### EXCERPTED RECORDS
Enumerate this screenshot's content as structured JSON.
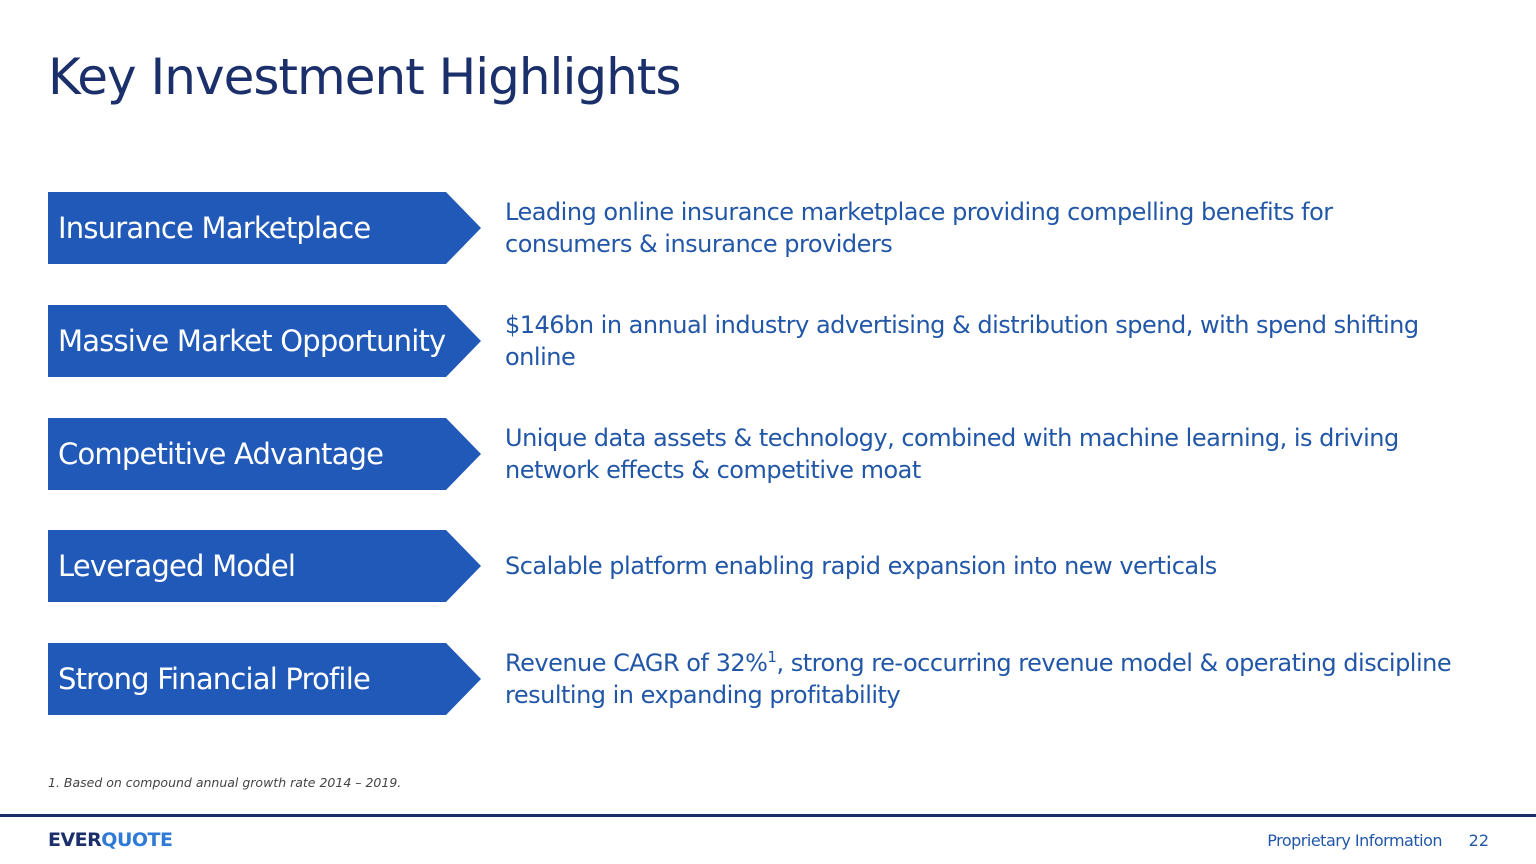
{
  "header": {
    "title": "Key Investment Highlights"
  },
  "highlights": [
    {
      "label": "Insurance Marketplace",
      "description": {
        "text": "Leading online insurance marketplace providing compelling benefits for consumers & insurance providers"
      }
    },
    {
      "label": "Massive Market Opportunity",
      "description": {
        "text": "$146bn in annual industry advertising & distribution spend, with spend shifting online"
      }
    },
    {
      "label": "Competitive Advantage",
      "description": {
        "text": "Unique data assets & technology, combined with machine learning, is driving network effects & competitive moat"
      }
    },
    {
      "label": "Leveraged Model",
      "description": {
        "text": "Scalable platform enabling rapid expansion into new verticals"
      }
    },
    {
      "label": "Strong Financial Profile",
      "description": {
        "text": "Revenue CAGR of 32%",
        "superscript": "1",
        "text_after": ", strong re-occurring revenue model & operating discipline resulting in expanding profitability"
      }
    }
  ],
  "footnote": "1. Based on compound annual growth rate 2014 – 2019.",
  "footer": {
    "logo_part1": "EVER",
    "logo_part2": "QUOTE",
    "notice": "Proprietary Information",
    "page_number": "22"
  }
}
######
■ WRITTEN INSTRUCTION
Sift the material for lines with the string "online". Copy each one found.

■ TASK SOLUTION
        "text": "Leading online insurance marketplace providing compelling benefits for consumers & insurance providers"
        "text": "$146bn in annual industry advertising & distribution spend, with spend shifting online"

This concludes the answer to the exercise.